* INFORMATION GIVEN *
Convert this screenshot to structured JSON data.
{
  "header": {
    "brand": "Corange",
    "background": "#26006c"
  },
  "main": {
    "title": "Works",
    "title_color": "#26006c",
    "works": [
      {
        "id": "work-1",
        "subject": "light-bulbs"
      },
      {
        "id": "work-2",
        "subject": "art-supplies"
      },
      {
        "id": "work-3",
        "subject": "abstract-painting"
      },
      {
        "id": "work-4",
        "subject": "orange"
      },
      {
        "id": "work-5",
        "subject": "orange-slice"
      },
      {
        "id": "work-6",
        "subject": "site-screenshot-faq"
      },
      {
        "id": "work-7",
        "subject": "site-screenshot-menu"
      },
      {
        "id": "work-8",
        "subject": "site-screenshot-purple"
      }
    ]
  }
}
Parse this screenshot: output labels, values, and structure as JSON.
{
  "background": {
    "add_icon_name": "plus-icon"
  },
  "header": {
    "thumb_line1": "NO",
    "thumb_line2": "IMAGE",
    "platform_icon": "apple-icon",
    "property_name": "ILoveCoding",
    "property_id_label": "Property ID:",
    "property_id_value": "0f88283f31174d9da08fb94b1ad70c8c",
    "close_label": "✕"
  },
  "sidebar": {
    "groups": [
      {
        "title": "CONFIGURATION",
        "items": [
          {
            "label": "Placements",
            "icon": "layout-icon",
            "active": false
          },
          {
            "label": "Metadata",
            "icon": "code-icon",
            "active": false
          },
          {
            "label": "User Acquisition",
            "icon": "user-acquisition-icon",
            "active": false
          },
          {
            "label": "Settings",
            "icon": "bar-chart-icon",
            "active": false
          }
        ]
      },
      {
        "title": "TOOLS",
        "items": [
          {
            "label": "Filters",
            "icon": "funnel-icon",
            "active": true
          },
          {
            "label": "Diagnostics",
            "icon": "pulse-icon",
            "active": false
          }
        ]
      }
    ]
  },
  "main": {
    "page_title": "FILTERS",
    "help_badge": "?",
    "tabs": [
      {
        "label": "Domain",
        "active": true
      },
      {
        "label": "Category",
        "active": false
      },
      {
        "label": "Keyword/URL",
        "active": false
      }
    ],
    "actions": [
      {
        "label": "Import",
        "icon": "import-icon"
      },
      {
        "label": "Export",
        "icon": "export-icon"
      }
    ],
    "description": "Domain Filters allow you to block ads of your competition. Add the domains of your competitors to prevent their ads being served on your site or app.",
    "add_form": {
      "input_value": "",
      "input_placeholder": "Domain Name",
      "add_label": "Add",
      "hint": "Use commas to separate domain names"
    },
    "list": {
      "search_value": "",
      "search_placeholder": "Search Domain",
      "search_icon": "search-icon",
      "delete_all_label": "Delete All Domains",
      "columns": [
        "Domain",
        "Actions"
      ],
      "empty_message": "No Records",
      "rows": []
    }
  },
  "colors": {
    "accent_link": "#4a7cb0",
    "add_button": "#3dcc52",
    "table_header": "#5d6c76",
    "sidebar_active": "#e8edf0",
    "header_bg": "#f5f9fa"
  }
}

* INSTRUCTIONS FOR THE TASK *
Can you reproduce all the material exactly?

* FULL SOLUTION *
Convert this screenshot to structured JSON data.
{
  "header": {
    "brand": "Corange",
    "background": "#26006c"
  },
  "main": {
    "title": "Works",
    "title_color": "#26006c",
    "works": [
      {
        "id": "work-1",
        "subject": "light-bulbs"
      },
      {
        "id": "work-2",
        "subject": "art-supplies"
      },
      {
        "id": "work-3",
        "subject": "abstract-painting"
      },
      {
        "id": "work-4",
        "subject": "orange"
      },
      {
        "id": "work-5",
        "subject": "orange-slice"
      },
      {
        "id": "work-6",
        "subject": "site-screenshot-faq"
      },
      {
        "id": "work-7",
        "subject": "site-screenshot-menu"
      },
      {
        "id": "work-8",
        "subject": "site-screenshot-purple"
      }
    ]
  }
}
Parse this screenshot: output labels, values, and structure as JSON.
{
  "background": {
    "add_icon_name": "plus-icon"
  },
  "header": {
    "thumb_line1": "NO",
    "thumb_line2": "IMAGE",
    "platform_icon": "apple-icon",
    "property_name": "ILoveCoding",
    "property_id_label": "Property ID:",
    "property_id_value": "0f88283f31174d9da08fb94b1ad70c8c",
    "close_label": "✕"
  },
  "sidebar": {
    "groups": [
      {
        "title": "CONFIGURATION",
        "items": [
          {
            "label": "Placements",
            "icon": "layout-icon",
            "active": false
          },
          {
            "label": "Metadata",
            "icon": "code-icon",
            "active": false
          },
          {
            "label": "User Acquisition",
            "icon": "user-acquisition-icon",
            "active": false
          },
          {
            "label": "Settings",
            "icon": "bar-chart-icon",
            "active": false
          }
        ]
      },
      {
        "title": "TOOLS",
        "items": [
          {
            "label": "Filters",
            "icon": "funnel-icon",
            "active": true
          },
          {
            "label": "Diagnostics",
            "icon": "pulse-icon",
            "active": false
          }
        ]
      }
    ]
  },
  "main": {
    "page_title": "FILTERS",
    "help_badge": "?",
    "tabs": [
      {
        "label": "Domain",
        "active": true
      },
      {
        "label": "Category",
        "active": false
      },
      {
        "label": "Keyword/URL",
        "active": false
      }
    ],
    "actions": [
      {
        "label": "Import",
        "icon": "import-icon"
      },
      {
        "label": "Export",
        "icon": "export-icon"
      }
    ],
    "description": "Domain Filters allow you to block ads of your competition. Add the domains of your competitors to prevent their ads being served on your site or app.",
    "add_form": {
      "input_value": "",
      "input_placeholder": "Domain Name",
      "add_label": "Add",
      "hint": "Use commas to separate domain names"
    },
    "list": {
      "search_value": "",
      "search_placeholder": "Search Domain",
      "search_icon": "search-icon",
      "delete_all_label": "Delete All Domains",
      "columns": [
        "Domain",
        "Actions"
      ],
      "empty_message": "No Records",
      "rows": []
    }
  },
  "colors": {
    "accent_link": "#4a7cb0",
    "add_button": "#3dcc52",
    "table_header": "#5d6c76",
    "sidebar_active": "#e8edf0",
    "header_bg": "#f5f9fa"
  }
}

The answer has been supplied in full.